> [STATED TASK]: Rewrite the lines from the one with "legend-swatch: [400, 241, 424, 272]" up to and including the one with "mosaic-tile: [74, 75, 137, 109]" as a numbered list, omitting any blank lines and leaving out all other lines.

> [EXERCISE INPUT]:
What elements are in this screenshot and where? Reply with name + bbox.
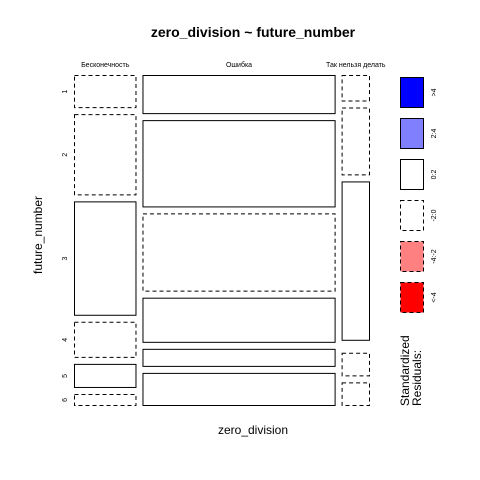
legend-swatch: [400, 241, 424, 272]
row-labels: 1 2 3 4 5 6: [62, 90, 69, 402]
legend-swatch: [400, 118, 424, 149]
mosaic-tile: [74, 114, 137, 196]
legend-label: <-4: [431, 292, 438, 302]
mosaic-tile: [341, 382, 371, 406]
column-label: Так нельзя делать: [326, 62, 386, 69]
mosaic-tile: [341, 352, 371, 377]
column-labels: Бесконечность Ошибка Так нельзя делать: [81, 61, 386, 69]
mosaic-tile: [74, 201, 137, 316]
row-label: 6: [62, 398, 69, 402]
mosaic-tiles: [74, 75, 371, 407]
legend-label: -2:0: [431, 209, 438, 221]
row-label: 5: [62, 374, 69, 378]
legend-label: 2:4: [431, 129, 438, 139]
mosaic-tile: [74, 75, 137, 109]
mosaic-tile: [142, 348, 336, 367]
legend-swatch: [400, 159, 424, 190]
mosaic-tile: [341, 75, 371, 102]
legend-title: StandardizedResiduals:: [398, 335, 424, 406]
column-label: Бесконечность: [81, 62, 130, 69]
mosaic-tile: [142, 75, 336, 115]
row-label: 3: [62, 257, 69, 261]
mosaic-tile: [142, 213, 336, 292]
mosaic-tile: [74, 393, 137, 406]
mosaic-tile: [142, 120, 336, 208]
row-label: 2: [62, 153, 69, 157]
legend-swatch: [400, 200, 424, 231]
mosaic-tile: [74, 363, 137, 388]
column-label: Ошибка: [226, 61, 252, 69]
mosaic-tile: [142, 297, 336, 343]
legend-label: 0:2: [431, 170, 438, 180]
mosaic-tile: [341, 181, 371, 341]
legend-label: -4:-2: [431, 249, 438, 264]
row-label: 1: [62, 90, 69, 94]
legend-swatch: [400, 77, 424, 108]
chart-title: zero_division ~ future_number: [151, 24, 356, 40]
legend: >4 2:4 0:2 -2:0 -4:-2 <-4 StandardizedResidual…: [398, 77, 438, 406]
row-label: 4: [62, 338, 69, 342]
y-axis-title: future_number: [31, 196, 45, 274]
mosaic-tile: [142, 372, 336, 407]
mosaic-tile: [74, 321, 137, 358]
x-axis-title: zero_division: [218, 423, 288, 437]
legend-swatch: [400, 282, 424, 313]
legend-label: >4: [431, 88, 438, 96]
mosaic-tile: [341, 107, 371, 176]
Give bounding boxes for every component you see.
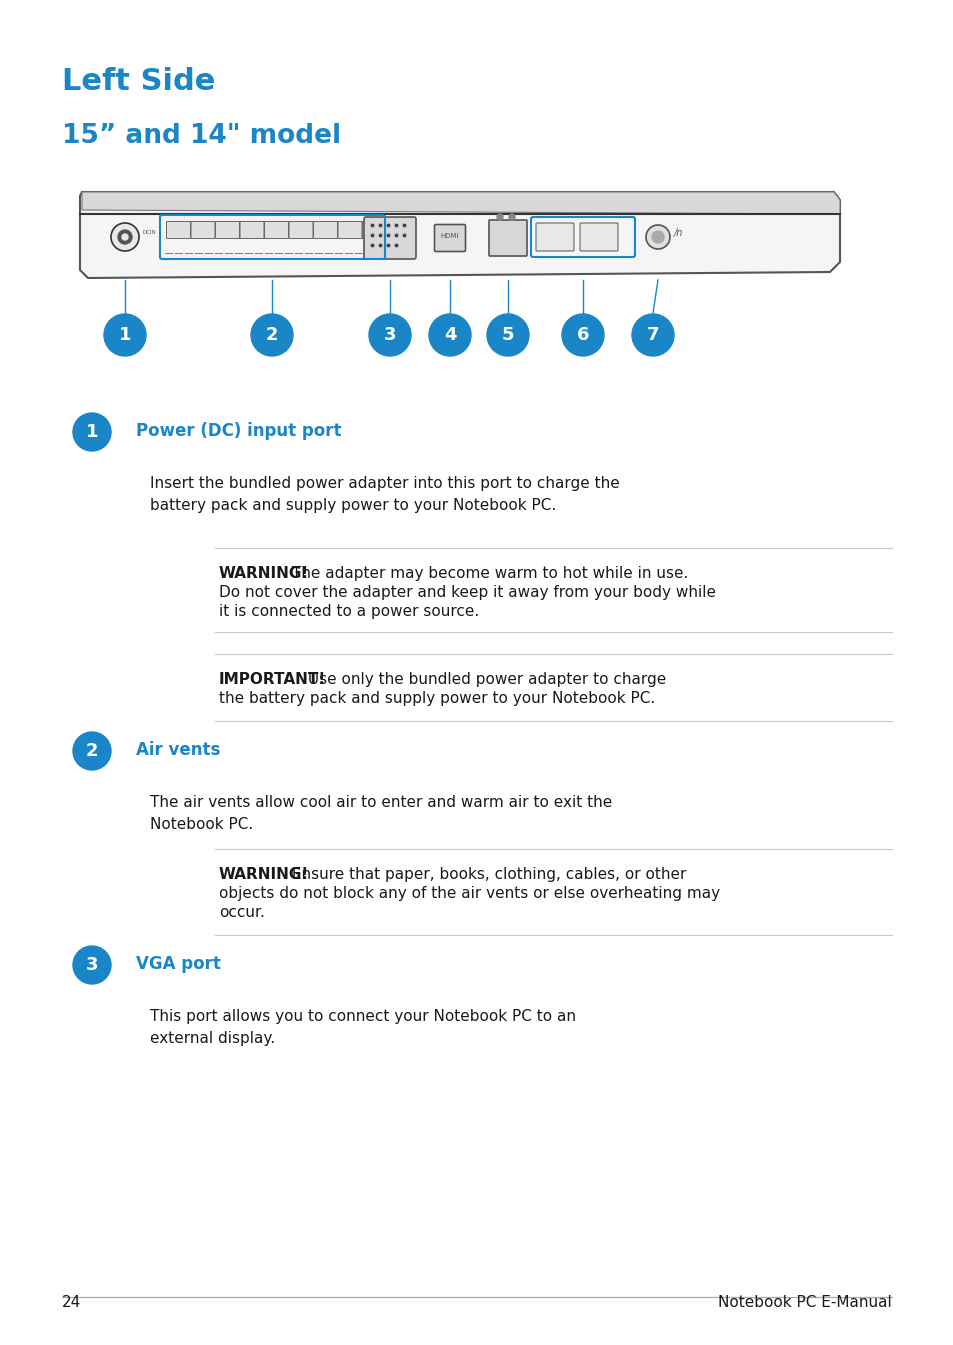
Circle shape (486, 313, 529, 356)
Circle shape (251, 313, 293, 356)
Text: Ensure that paper, books, clothing, cables, or other: Ensure that paper, books, clothing, cabl… (287, 868, 685, 882)
Text: The adapter may become warm to hot while in use.: The adapter may become warm to hot while… (287, 566, 688, 581)
Polygon shape (80, 192, 840, 278)
FancyBboxPatch shape (434, 225, 465, 252)
FancyBboxPatch shape (536, 223, 574, 252)
FancyBboxPatch shape (362, 222, 386, 238)
Text: Notebook PC E-Manual: Notebook PC E-Manual (718, 1295, 891, 1310)
Circle shape (429, 313, 471, 356)
Text: Left Side: Left Side (62, 67, 215, 95)
Text: 3: 3 (86, 956, 98, 974)
Circle shape (509, 214, 515, 221)
FancyBboxPatch shape (264, 222, 288, 238)
Text: objects do not block any of the air vents or else overheating may: objects do not block any of the air vent… (219, 886, 720, 901)
Text: WARNING!: WARNING! (219, 868, 309, 882)
Circle shape (645, 225, 669, 249)
Circle shape (104, 313, 146, 356)
FancyBboxPatch shape (579, 223, 618, 252)
Text: 15” and 14" model: 15” and 14" model (62, 122, 341, 149)
Text: Do not cover the adapter and keep it away from your body while: Do not cover the adapter and keep it awa… (219, 585, 716, 600)
Text: 6: 6 (577, 325, 589, 344)
Circle shape (651, 231, 663, 243)
Text: it is connected to a power source.: it is connected to a power source. (219, 604, 478, 619)
Circle shape (73, 946, 111, 985)
FancyBboxPatch shape (191, 222, 214, 238)
Circle shape (73, 413, 111, 451)
FancyBboxPatch shape (289, 222, 313, 238)
Text: HDMI: HDMI (440, 233, 458, 239)
Text: 5: 5 (501, 325, 514, 344)
Text: Insert the bundled power adapter into this port to charge the
battery pack and s: Insert the bundled power adapter into th… (150, 476, 619, 514)
Circle shape (73, 732, 111, 769)
Text: 7: 7 (646, 325, 659, 344)
Circle shape (111, 223, 139, 252)
Text: 2: 2 (266, 325, 278, 344)
FancyBboxPatch shape (364, 217, 416, 260)
FancyBboxPatch shape (314, 222, 337, 238)
FancyBboxPatch shape (489, 221, 526, 256)
Text: Air vents: Air vents (136, 741, 220, 759)
FancyBboxPatch shape (337, 222, 361, 238)
Text: 4: 4 (443, 325, 456, 344)
Circle shape (369, 313, 411, 356)
Text: The air vents allow cool air to enter and warm air to exit the
Notebook PC.: The air vents allow cool air to enter an… (150, 795, 612, 833)
Text: This port allows you to connect your Notebook PC to an
external display.: This port allows you to connect your Not… (150, 1009, 576, 1046)
Text: WARNING!: WARNING! (219, 566, 309, 581)
Polygon shape (82, 192, 840, 214)
Text: DCIN: DCIN (143, 230, 156, 234)
Circle shape (118, 230, 132, 243)
Circle shape (497, 214, 502, 221)
Text: Power (DC) input port: Power (DC) input port (136, 422, 341, 440)
Text: IMPORTANT!: IMPORTANT! (219, 672, 326, 687)
Circle shape (561, 313, 603, 356)
Text: 2: 2 (86, 742, 98, 760)
Circle shape (631, 313, 673, 356)
Text: 1: 1 (86, 422, 98, 441)
Circle shape (122, 234, 128, 239)
Text: occur.: occur. (219, 905, 265, 920)
FancyBboxPatch shape (215, 222, 239, 238)
Text: 3: 3 (383, 325, 395, 344)
Text: 24: 24 (62, 1295, 81, 1310)
Text: /n: /n (673, 229, 682, 238)
Text: Use only the bundled power adapter to charge: Use only the bundled power adapter to ch… (303, 672, 665, 687)
Text: VGA port: VGA port (136, 955, 221, 972)
Text: 1: 1 (118, 325, 132, 344)
FancyBboxPatch shape (240, 222, 264, 238)
Text: the battery pack and supply power to your Notebook PC.: the battery pack and supply power to you… (219, 691, 655, 706)
FancyBboxPatch shape (167, 222, 191, 238)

> [TASK OUTPUT]:
1. legend-swatch: [400, 241, 424, 272]
2. row-labels: 1 2 3 4 5 6: [62, 90, 69, 402]
3. legend-swatch: [400, 118, 424, 149]
4. mosaic-tile: [74, 114, 137, 196]
5. legend-label: <-4: [431, 292, 438, 302]
6. mosaic-tile: [341, 382, 371, 406]
7. column-label: Так нельзя делать: [326, 62, 386, 69]
8. mosaic-tile: [341, 352, 371, 377]
9. column-labels: Бесконечность Ошибка Так нельзя делать: [81, 61, 386, 69]
10. mosaic-tile: [74, 201, 137, 316]
11. row-label: 6: [62, 398, 69, 402]
12. mosaic-tiles: [74, 75, 371, 407]
13. legend-label: -2:0: [431, 209, 438, 221]
14. row-label: 5: [62, 374, 69, 378]
15. legend-label: 2:4: [431, 129, 438, 139]
16. mosaic-tile: [74, 75, 137, 109]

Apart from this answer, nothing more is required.